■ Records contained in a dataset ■
——————
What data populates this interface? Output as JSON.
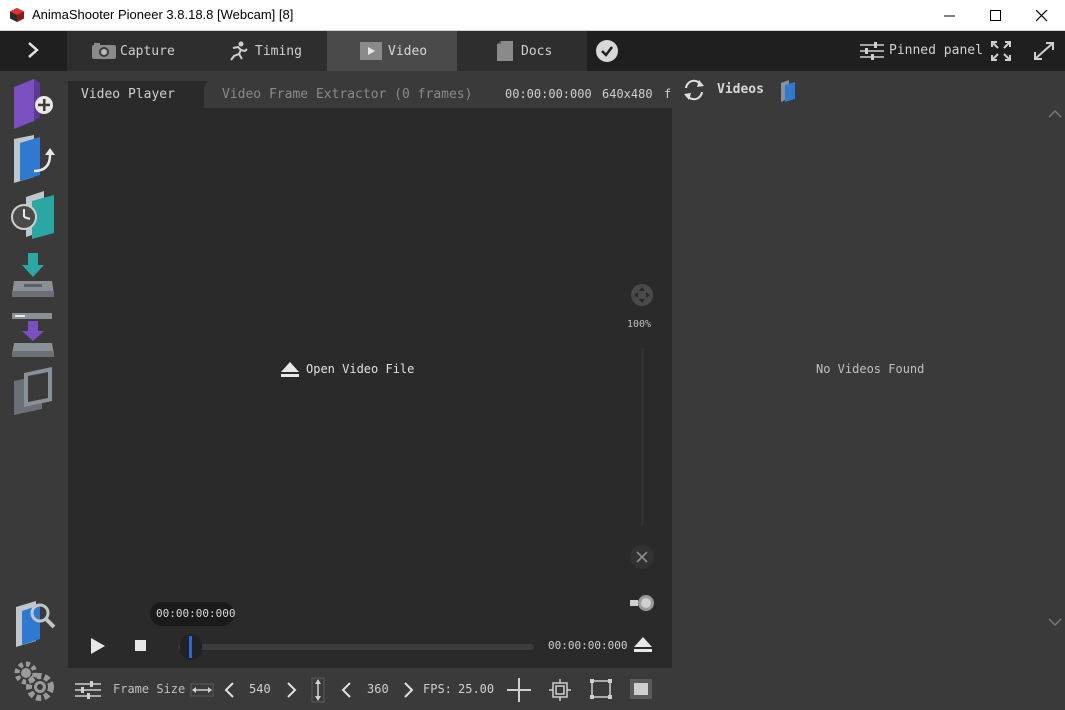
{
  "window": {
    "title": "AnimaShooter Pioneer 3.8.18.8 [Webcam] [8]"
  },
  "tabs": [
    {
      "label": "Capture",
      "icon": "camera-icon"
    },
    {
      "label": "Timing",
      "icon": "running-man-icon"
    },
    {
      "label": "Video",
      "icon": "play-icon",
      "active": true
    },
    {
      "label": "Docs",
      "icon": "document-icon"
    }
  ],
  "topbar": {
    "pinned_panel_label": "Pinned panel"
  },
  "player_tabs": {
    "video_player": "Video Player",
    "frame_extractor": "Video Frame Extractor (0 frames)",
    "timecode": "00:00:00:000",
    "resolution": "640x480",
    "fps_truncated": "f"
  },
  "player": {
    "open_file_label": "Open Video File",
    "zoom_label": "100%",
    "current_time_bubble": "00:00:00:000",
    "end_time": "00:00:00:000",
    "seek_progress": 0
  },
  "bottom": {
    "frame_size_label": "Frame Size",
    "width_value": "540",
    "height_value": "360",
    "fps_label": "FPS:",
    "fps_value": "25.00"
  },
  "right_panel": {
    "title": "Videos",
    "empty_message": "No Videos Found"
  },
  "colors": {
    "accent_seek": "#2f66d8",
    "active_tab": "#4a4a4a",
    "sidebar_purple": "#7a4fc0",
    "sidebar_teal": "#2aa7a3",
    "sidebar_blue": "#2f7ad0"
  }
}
——————
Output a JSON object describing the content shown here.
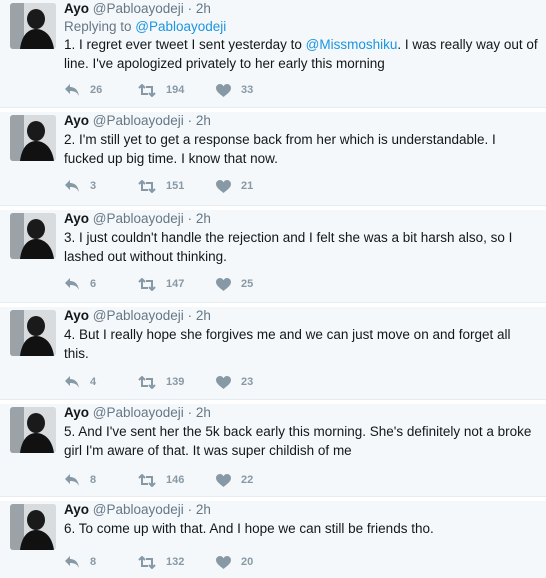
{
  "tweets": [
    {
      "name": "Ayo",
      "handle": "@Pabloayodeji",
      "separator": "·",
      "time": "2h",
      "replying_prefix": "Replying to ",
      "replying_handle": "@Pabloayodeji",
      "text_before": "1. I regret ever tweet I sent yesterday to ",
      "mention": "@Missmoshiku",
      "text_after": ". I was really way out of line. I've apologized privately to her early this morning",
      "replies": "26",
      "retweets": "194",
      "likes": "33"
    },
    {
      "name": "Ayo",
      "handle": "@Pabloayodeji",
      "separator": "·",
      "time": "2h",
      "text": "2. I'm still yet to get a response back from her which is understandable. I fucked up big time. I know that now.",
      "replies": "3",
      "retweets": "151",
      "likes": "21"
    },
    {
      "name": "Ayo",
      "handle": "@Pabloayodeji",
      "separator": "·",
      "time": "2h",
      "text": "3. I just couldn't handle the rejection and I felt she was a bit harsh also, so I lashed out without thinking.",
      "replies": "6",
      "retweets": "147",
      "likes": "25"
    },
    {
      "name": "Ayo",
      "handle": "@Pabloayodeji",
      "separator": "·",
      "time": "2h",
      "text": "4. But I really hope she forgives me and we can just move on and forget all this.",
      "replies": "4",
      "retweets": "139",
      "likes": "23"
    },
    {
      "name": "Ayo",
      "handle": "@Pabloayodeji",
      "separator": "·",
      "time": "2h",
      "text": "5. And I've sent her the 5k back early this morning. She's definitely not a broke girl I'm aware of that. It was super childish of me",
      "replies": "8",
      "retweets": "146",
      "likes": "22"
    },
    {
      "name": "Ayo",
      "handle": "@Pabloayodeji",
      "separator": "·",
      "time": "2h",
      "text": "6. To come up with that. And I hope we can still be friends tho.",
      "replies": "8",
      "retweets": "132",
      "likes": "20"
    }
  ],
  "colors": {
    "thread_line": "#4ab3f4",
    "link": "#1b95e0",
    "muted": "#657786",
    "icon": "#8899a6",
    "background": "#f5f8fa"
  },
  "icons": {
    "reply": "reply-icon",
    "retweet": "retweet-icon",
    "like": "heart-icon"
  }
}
——————
■ WRITTEN TASK ■
Pull out every line in the material above where "Frame" occurs.

■ OUTPUT OF THE TASK ■
    "frame_extractor": "Video Frame Extractor (0 frames)",
    "frame_size_label": "Frame Size",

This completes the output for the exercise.